** Stated task **
Copy every line of the records below where the word "series" occurs.
⟨
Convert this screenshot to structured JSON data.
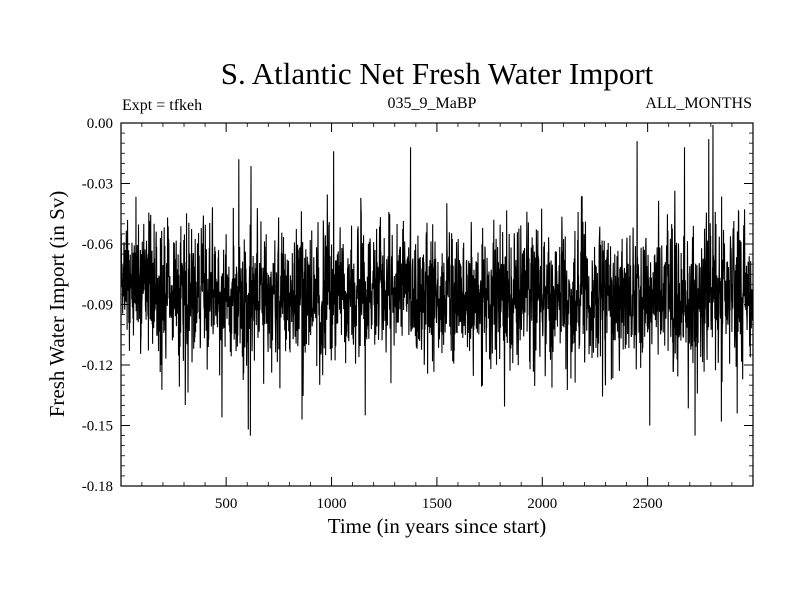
{
  "chart_data": {
    "type": "line",
    "title": "S. Atlantic Net Fresh Water Import",
    "subtitle_left": "Expt = tfkeh",
    "subtitle_center": "035_9_MaBP",
    "subtitle_right": "ALL_MONTHS",
    "xlabel": "Time (in years since start)",
    "ylabel": "Fresh Water Import (in Sv)",
    "xlim": [
      1,
      3000
    ],
    "ylim": [
      -0.18,
      0.0
    ],
    "xticks": [
      500,
      1000,
      1500,
      2000,
      2500
    ],
    "xtick_labels": [
      "500",
      "1000",
      "1500",
      "2000",
      "2500"
    ],
    "yticks": [
      0.0,
      -0.03,
      -0.06,
      -0.09,
      -0.12,
      -0.15,
      -0.18
    ],
    "ytick_labels": [
      "0.00",
      "-0.03",
      "-0.06",
      "-0.09",
      "-0.12",
      "-0.15",
      "-0.18"
    ],
    "grid": false,
    "series": [
      {
        "color": "#000000",
        "description": "Annual series, one point per year, oscillating about a mean of roughly -0.085 Sv",
        "n_points": 3000,
        "mean": -0.085,
        "std": 0.016,
        "x_start": 1,
        "x_step": 1,
        "notable_points": [
          {
            "x": 2810,
            "y": -0.001
          },
          {
            "x": 2790,
            "y": -0.008
          },
          {
            "x": 2450,
            "y": -0.009
          },
          {
            "x": 1375,
            "y": -0.012
          },
          {
            "x": 2675,
            "y": -0.012
          },
          {
            "x": 1010,
            "y": -0.014
          },
          {
            "x": 860,
            "y": -0.016
          },
          {
            "x": 560,
            "y": -0.018
          },
          {
            "x": 615,
            "y": -0.155
          },
          {
            "x": 605,
            "y": -0.152
          },
          {
            "x": 2725,
            "y": -0.155
          },
          {
            "x": 480,
            "y": -0.146
          },
          {
            "x": 2510,
            "y": -0.15
          },
          {
            "x": 2925,
            "y": -0.144
          },
          {
            "x": 1160,
            "y": -0.145
          },
          {
            "x": 860,
            "y": -0.147
          },
          {
            "x": 2850,
            "y": -0.148
          }
        ]
      }
    ]
  }
}
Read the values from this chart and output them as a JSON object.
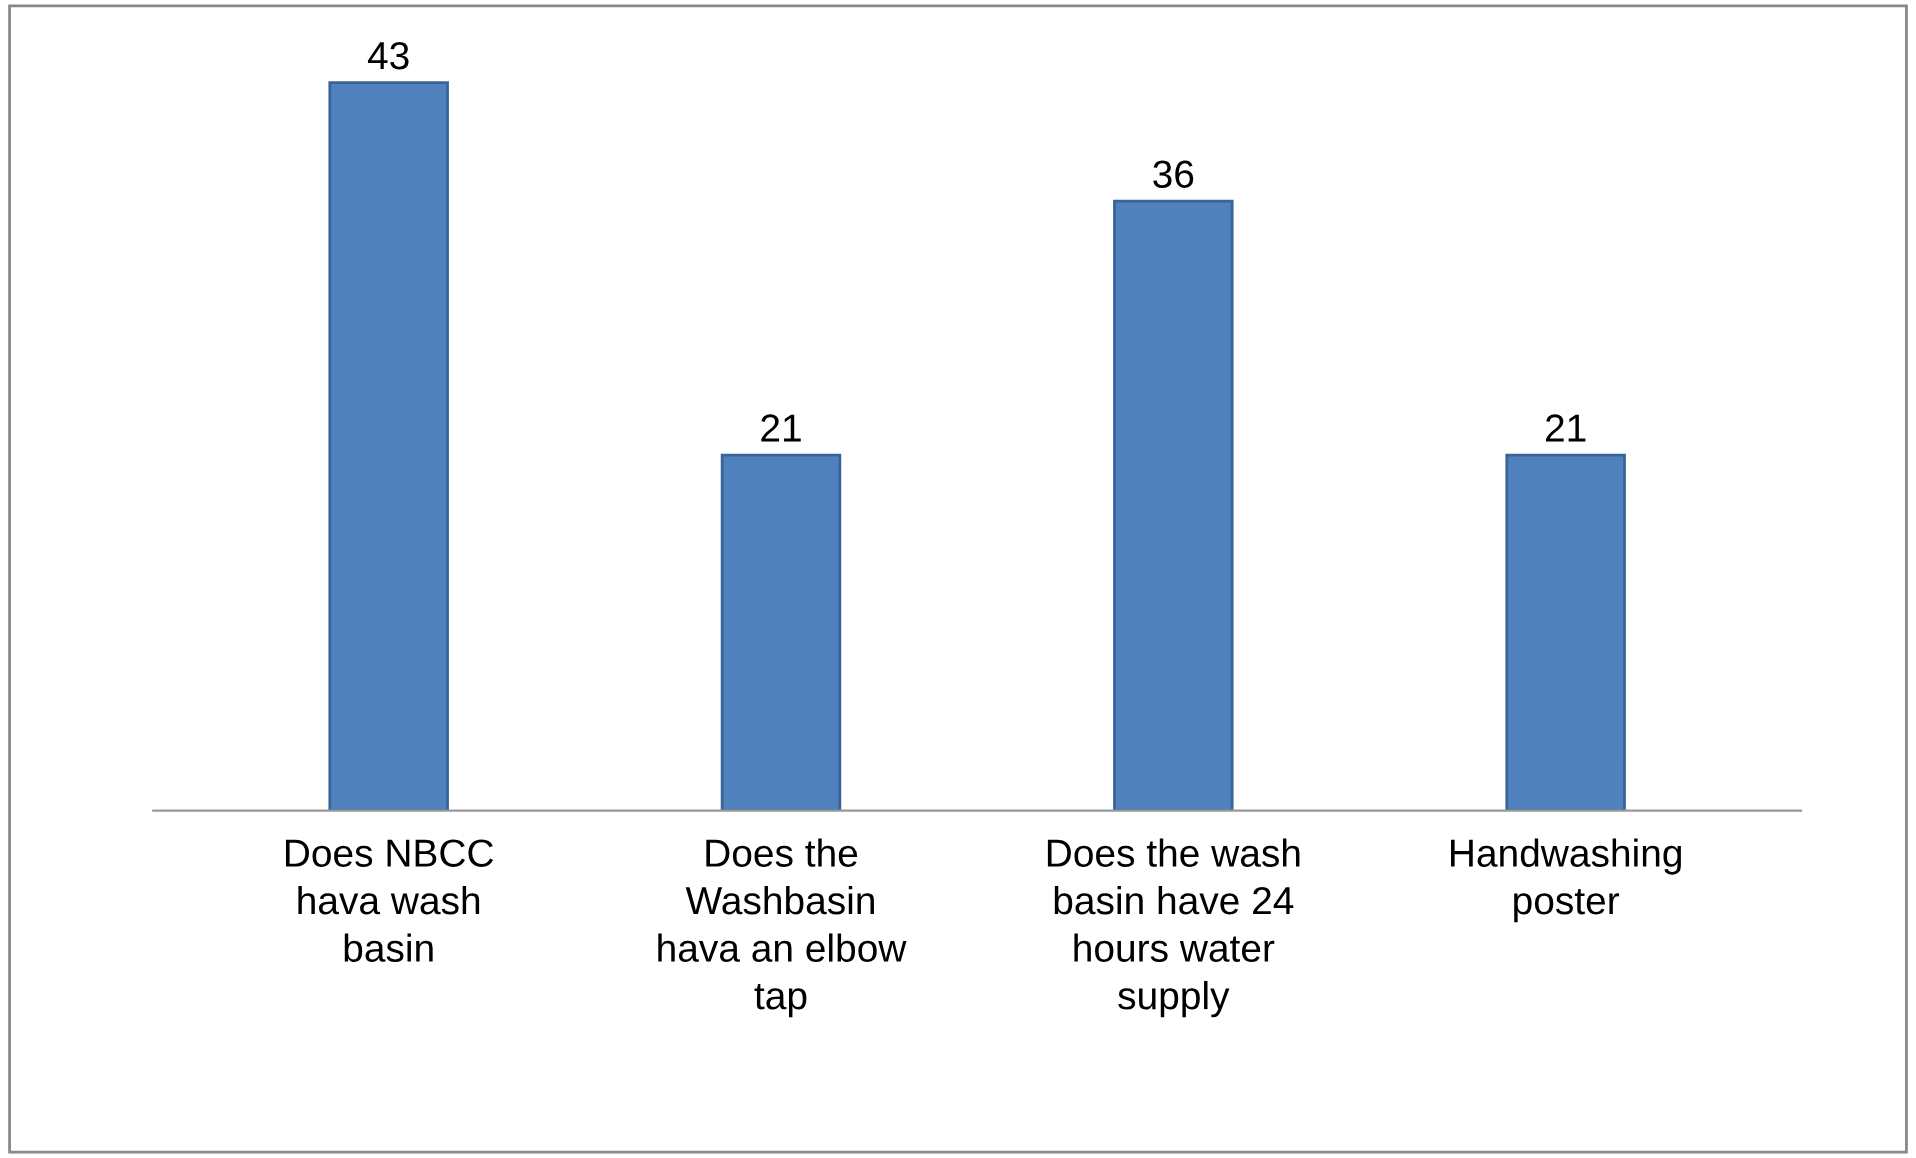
⟩
** Complete output **
    "series": [
        "description": "Annual series, one point per year, oscillating about a mean of roughly -0.085 Sv",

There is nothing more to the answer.